Exercise description :: Copy each line below that includes "Report".

Data extracted from a collection ::
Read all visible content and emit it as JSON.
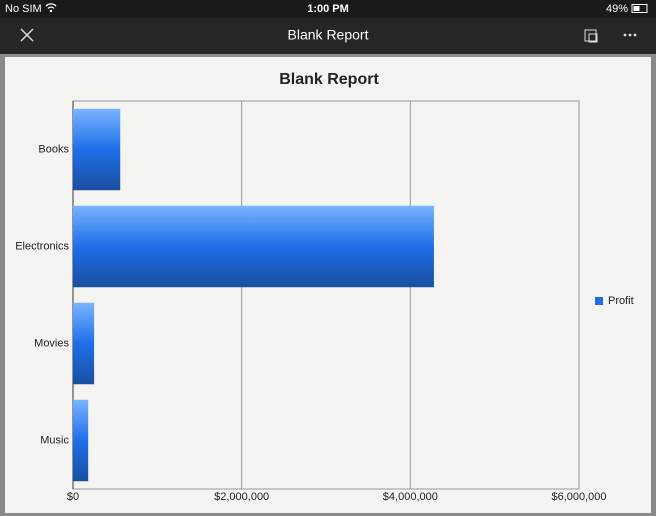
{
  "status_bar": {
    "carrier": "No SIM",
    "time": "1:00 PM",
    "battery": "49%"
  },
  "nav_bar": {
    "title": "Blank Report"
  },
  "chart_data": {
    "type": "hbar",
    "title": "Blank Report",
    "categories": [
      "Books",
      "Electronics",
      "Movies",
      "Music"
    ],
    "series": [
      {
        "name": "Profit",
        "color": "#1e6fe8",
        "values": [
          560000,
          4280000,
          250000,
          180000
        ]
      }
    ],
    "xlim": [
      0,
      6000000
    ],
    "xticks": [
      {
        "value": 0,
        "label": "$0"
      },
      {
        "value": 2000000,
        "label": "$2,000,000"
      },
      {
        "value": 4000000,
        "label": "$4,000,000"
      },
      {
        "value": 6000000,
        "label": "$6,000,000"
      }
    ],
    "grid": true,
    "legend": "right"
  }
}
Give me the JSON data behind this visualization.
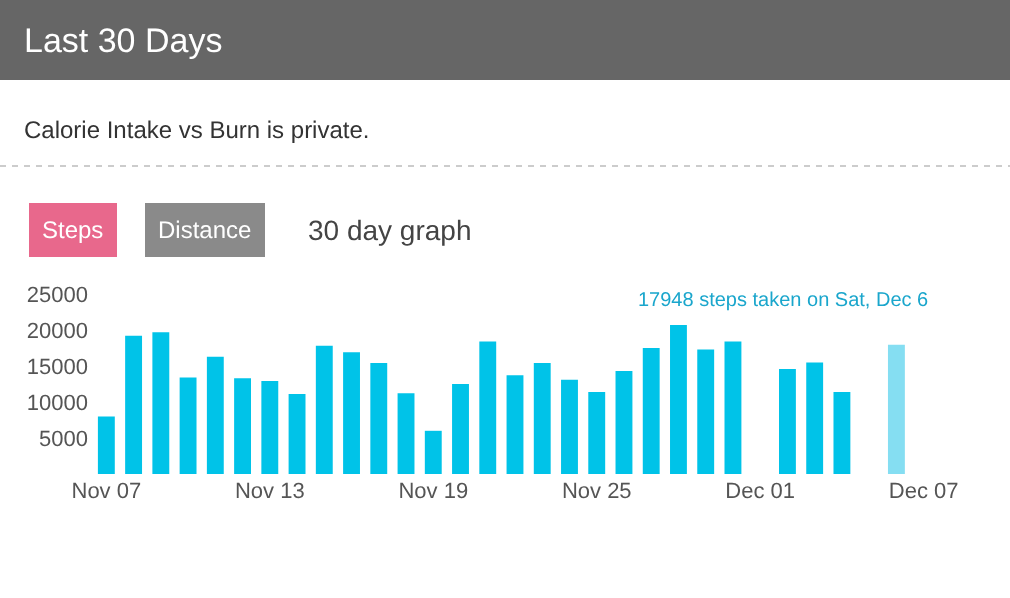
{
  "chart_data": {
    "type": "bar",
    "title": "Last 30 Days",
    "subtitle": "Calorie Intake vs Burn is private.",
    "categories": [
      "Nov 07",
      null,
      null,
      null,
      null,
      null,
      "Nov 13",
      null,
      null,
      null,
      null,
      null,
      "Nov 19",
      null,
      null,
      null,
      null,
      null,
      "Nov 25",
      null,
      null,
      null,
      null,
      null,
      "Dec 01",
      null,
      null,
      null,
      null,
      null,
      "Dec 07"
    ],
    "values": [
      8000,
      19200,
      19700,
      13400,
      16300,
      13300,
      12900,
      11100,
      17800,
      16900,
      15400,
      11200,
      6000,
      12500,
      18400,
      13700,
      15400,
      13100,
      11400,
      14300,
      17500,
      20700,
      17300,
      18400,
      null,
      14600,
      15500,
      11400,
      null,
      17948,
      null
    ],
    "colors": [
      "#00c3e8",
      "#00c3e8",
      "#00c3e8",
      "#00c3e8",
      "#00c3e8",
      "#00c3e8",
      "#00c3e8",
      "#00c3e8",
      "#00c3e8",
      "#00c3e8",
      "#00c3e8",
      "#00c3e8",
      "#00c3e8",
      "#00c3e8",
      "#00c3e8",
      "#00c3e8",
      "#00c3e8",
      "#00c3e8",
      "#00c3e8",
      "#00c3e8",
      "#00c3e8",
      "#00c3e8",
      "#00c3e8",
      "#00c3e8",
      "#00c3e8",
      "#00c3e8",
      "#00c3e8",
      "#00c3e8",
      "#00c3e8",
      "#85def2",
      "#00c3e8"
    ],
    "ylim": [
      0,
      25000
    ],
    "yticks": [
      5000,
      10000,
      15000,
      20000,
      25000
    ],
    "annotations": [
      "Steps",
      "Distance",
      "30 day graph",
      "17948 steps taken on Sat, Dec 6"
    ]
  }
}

Response to this exercise ::
    "title": "Blank Report"
    "title": "Blank Report",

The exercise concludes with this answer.